--- start of Stored records ---

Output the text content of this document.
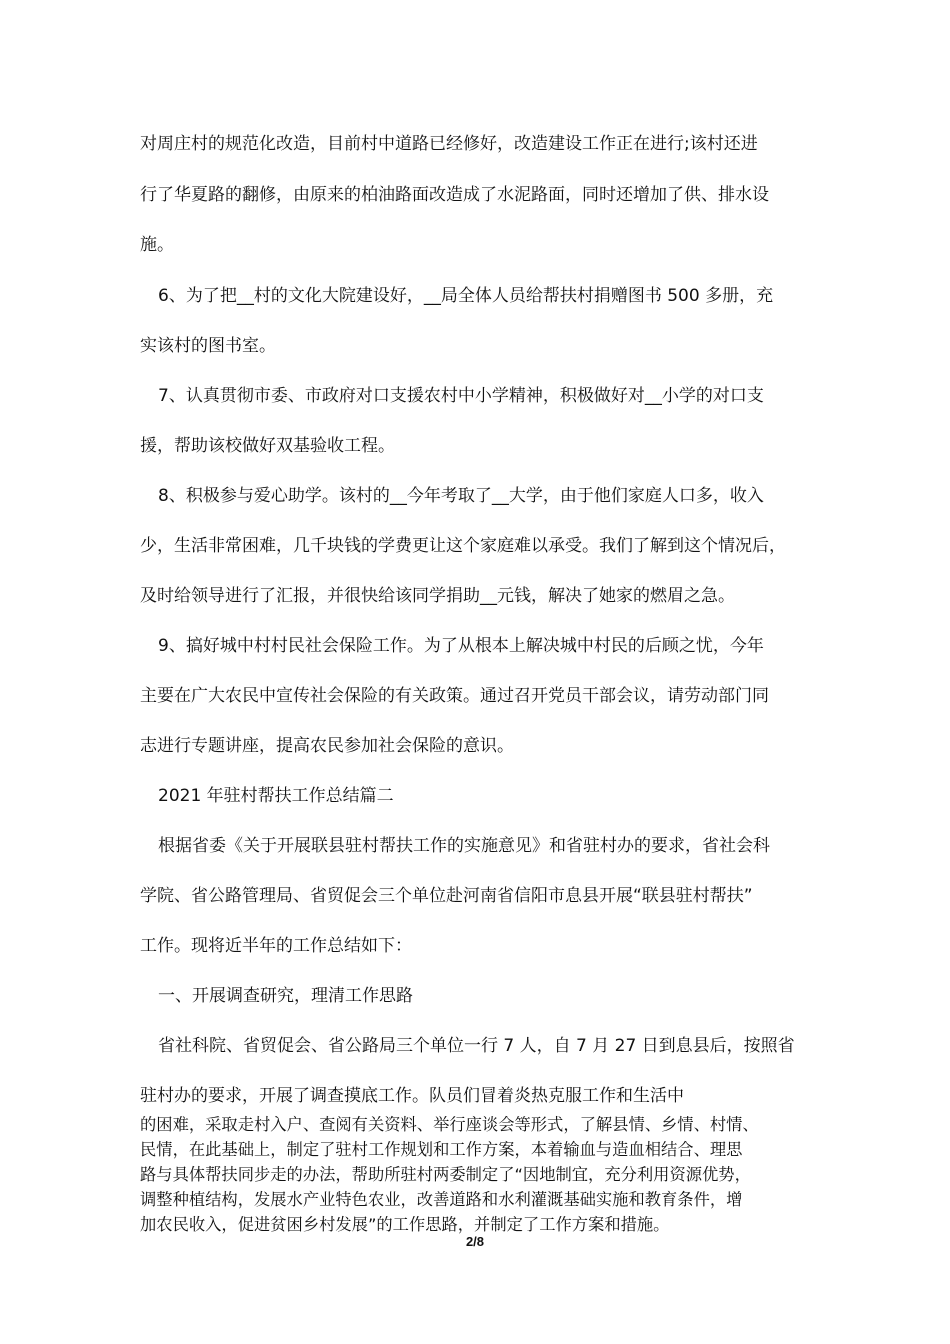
对周庄村的规范化改造，目前村中道路已经修好，改造建设工作正在进行;该村还进
行了华夏路的翻修，由原来的柏油路面改造成了水泥路面，同时还增加了供、排水设
施。
6、为了把__村的文化大院建设好，__局全体人员给帮扶村捐赠图书 500 多册，充
实该村的图书室。
7、认真贯彻市委、市政府对口支援农村中小学精神，积极做好对__小学的对口支
援，帮助该校做好双基验收工程。
8、积极参与爱心助学。该村的__今年考取了__大学，由于他们家庭人口多，收入
少，生活非常困难，几千块钱的学费更让这个家庭难以承受。我们了解到这个情况后，
及时给领导进行了汇报，并很快给该同学捐助__元钱，解决了她家的燃眉之急。
9、搞好城中村村民社会保险工作。为了从根本上解决城中村民的后顾之忧，今年
主要在广大农民中宣传社会保险的有关政策。通过召开党员干部会议，请劳动部门同
志进行专题讲座，提高农民参加社会保险的意识。
2021 年驻村帮扶工作总结篇二
根据省委《关于开展联县驻村帮扶工作的实施意见》和省驻村办的要求，省社会科
学院、省公路管理局、省贸促会三个单位赴河南省信阳市息县开展“联县驻村帮扶”
工作。现将近半年的工作总结如下：
一、开展调查研究，理清工作思路
省社科院、省贸促会、省公路局三个单位一行 7 人，自 7 月 27 日到息县后，按照省
驻村办的要求，开展了调查摸底工作。队员们冒着炎热克服工作和生活中
的困难，采取走村入户、查阅有关资料、举行座谈会等形式，了解县情、乡情、村情、
民情，在此基础上，制定了驻村工作规划和工作方案，本着输血与造血相结合、理思
路与具体帮扶同步走的办法，帮助所驻村两委制定了“因地制宜，充分利用资源优势，
调整种植结构，发展水产业特色农业，改善道路和水利灌溉基础实施和教育条件，增
加农民收入，促进贫困乡村发展”的工作思路，并制定了工作方案和措施。
2/8
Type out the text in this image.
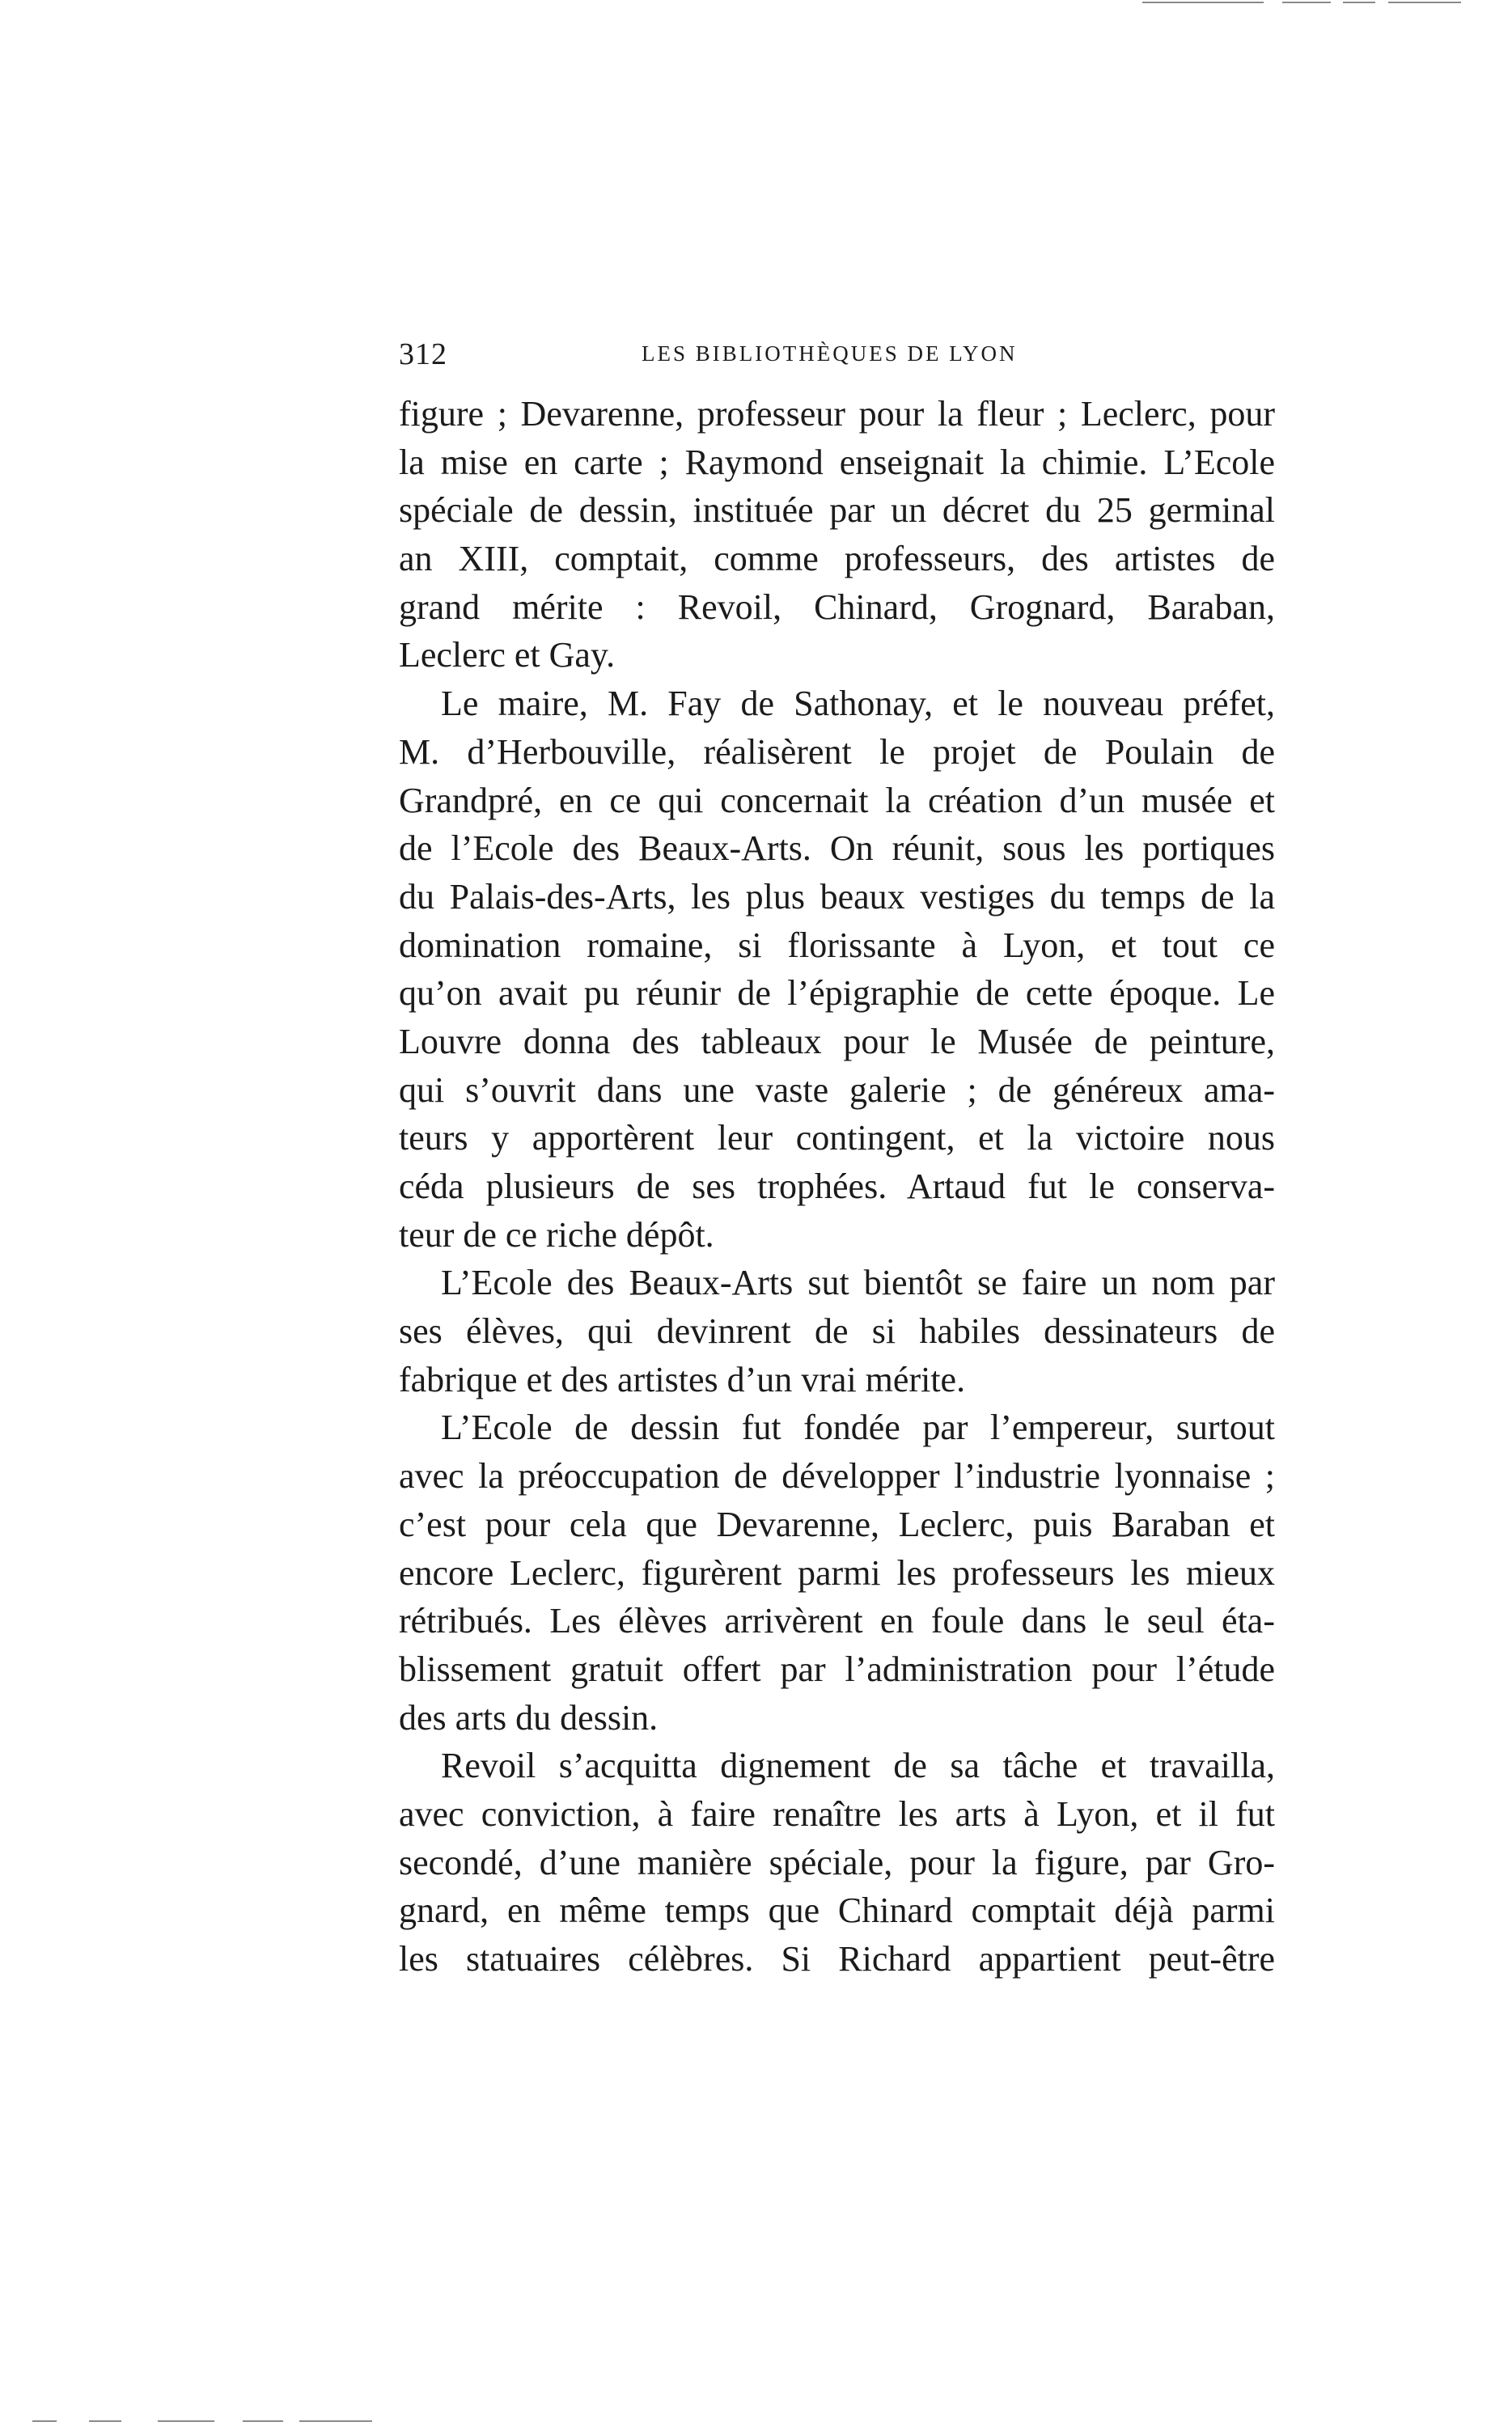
312	LES BIBLIOTHÈQUES DE LYON
figure ; Devarenne, professeur pour la fleur ; Leclerc, pour
la mise en carte ; Raymond enseignait la chimie. L’Ecole
spéciale de dessin, instituée par un décret du 25 germinal
an XIII, comptait, comme professeurs, des artistes de
grand mérite : Revoil, Chinard, Grognard, Baraban,
Leclerc et Gay.
Le maire, M. Fay de Sathonay, et le nouveau préfet,
M. d’Herbouville, réalisèrent le projet de Poulain de
Grandpré, en ce qui concernait la création d’un musée et
de l’Ecole des Beaux-Arts. On réunit, sous les portiques
du Palais-des-Arts, les plus beaux vestiges du temps de la
domination romaine, si florissante à Lyon, et tout ce
qu’on avait pu réunir de l’épigraphie de cette époque. Le
Louvre donna des tableaux pour le Musée de peinture,
qui s’ouvrit dans une vaste galerie ; de généreux ama-
teurs y apportèrent leur contingent, et la victoire nous
céda plusieurs de ses trophées. Artaud fut le conserva-
teur de ce riche dépôt.
L’Ecole des Beaux-Arts sut bientôt se faire un nom par
ses élèves, qui devinrent de si habiles dessinateurs de
fabrique et des artistes d’un vrai mérite.
L’Ecole de dessin fut fondée par l’empereur, surtout
avec la préoccupation de développer l’industrie lyonnaise ;
c’est pour cela que Devarenne, Leclerc, puis Baraban et
encore Leclerc, figurèrent parmi les professeurs les mieux
rétribués. Les élèves arrivèrent en foule dans le seul éta-
blissement gratuit offert par l’administration pour l’étude
des arts du dessin.
Revoil s’acquitta dignement de sa tâche et travailla,
avec conviction, à faire renaître les arts à Lyon, et il fut
secondé, d’une manière spéciale, pour la figure, par Gro-
gnard, en même temps que Chinard comptait déjà parmi
les statuaires célèbres. Si Richard appartient peut-être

--- end of Stored records ---

→ Task details
Reproduce the material in its entirety and word for word, without the pictures.

→ Response to the exercise
Output the text content of this document.
对周庄村的规范化改造，目前村中道路已经修好，改造建设工作正在进行;该村还进
行了华夏路的翻修，由原来的柏油路面改造成了水泥路面，同时还增加了供、排水设
施。
6、为了把__村的文化大院建设好，__局全体人员给帮扶村捐赠图书 500 多册，充
实该村的图书室。
7、认真贯彻市委、市政府对口支援农村中小学精神，积极做好对__小学的对口支
援，帮助该校做好双基验收工程。
8、积极参与爱心助学。该村的__今年考取了__大学，由于他们家庭人口多，收入
少，生活非常困难，几千块钱的学费更让这个家庭难以承受。我们了解到这个情况后，
及时给领导进行了汇报，并很快给该同学捐助__元钱，解决了她家的燃眉之急。
9、搞好城中村村民社会保险工作。为了从根本上解决城中村民的后顾之忧，今年
主要在广大农民中宣传社会保险的有关政策。通过召开党员干部会议，请劳动部门同
志进行专题讲座，提高农民参加社会保险的意识。
2021 年驻村帮扶工作总结篇二
根据省委《关于开展联县驻村帮扶工作的实施意见》和省驻村办的要求，省社会科
学院、省公路管理局、省贸促会三个单位赴河南省信阳市息县开展“联县驻村帮扶”
工作。现将近半年的工作总结如下：
一、开展调查研究，理清工作思路
省社科院、省贸促会、省公路局三个单位一行 7 人，自 7 月 27 日到息县后，按照省
驻村办的要求，开展了调查摸底工作。队员们冒着炎热克服工作和生活中
的困难，采取走村入户、查阅有关资料、举行座谈会等形式，了解县情、乡情、村情、
民情，在此基础上，制定了驻村工作规划和工作方案，本着输血与造血相结合、理思
路与具体帮扶同步走的办法，帮助所驻村两委制定了“因地制宜，充分利用资源优势，
调整种植结构，发展水产业特色农业，改善道路和水利灌溉基础实施和教育条件，增
加农民收入，促进贫困乡村发展”的工作思路，并制定了工作方案和措施。
2/8
Type out the text in this image.
312	LES BIBLIOTHÈQUES DE LYON
figure ; Devarenne, professeur pour la fleur ; Leclerc, pour
la mise en carte ; Raymond enseignait la chimie. L’Ecole
spéciale de dessin, instituée par un décret du 25 germinal
an XIII, comptait, comme professeurs, des artistes de
grand mérite : Revoil, Chinard, Grognard, Baraban,
Leclerc et Gay.
Le maire, M. Fay de Sathonay, et le nouveau préfet,
M. d’Herbouville, réalisèrent le projet de Poulain de
Grandpré, en ce qui concernait la création d’un musée et
de l’Ecole des Beaux-Arts. On réunit, sous les portiques
du Palais-des-Arts, les plus beaux vestiges du temps de la
domination romaine, si florissante à Lyon, et tout ce
qu’on avait pu réunir de l’épigraphie de cette époque. Le
Louvre donna des tableaux pour le Musée de peinture,
qui s’ouvrit dans une vaste galerie ; de généreux ama-
teurs y apportèrent leur contingent, et la victoire nous
céda plusieurs de ses trophées. Artaud fut le conserva-
teur de ce riche dépôt.
L’Ecole des Beaux-Arts sut bientôt se faire un nom par
ses élèves, qui devinrent de si habiles dessinateurs de
fabrique et des artistes d’un vrai mérite.
L’Ecole de dessin fut fondée par l’empereur, surtout
avec la préoccupation de développer l’industrie lyonnaise ;
c’est pour cela que Devarenne, Leclerc, puis Baraban et
encore Leclerc, figurèrent parmi les professeurs les mieux
rétribués. Les élèves arrivèrent en foule dans le seul éta-
blissement gratuit offert par l’administration pour l’étude
des arts du dessin.
Revoil s’acquitta dignement de sa tâche et travailla,
avec conviction, à faire renaître les arts à Lyon, et il fut
secondé, d’une manière spéciale, pour la figure, par Gro-
gnard, en même temps que Chinard comptait déjà parmi
les statuaires célèbres. Si Richard appartient peut-être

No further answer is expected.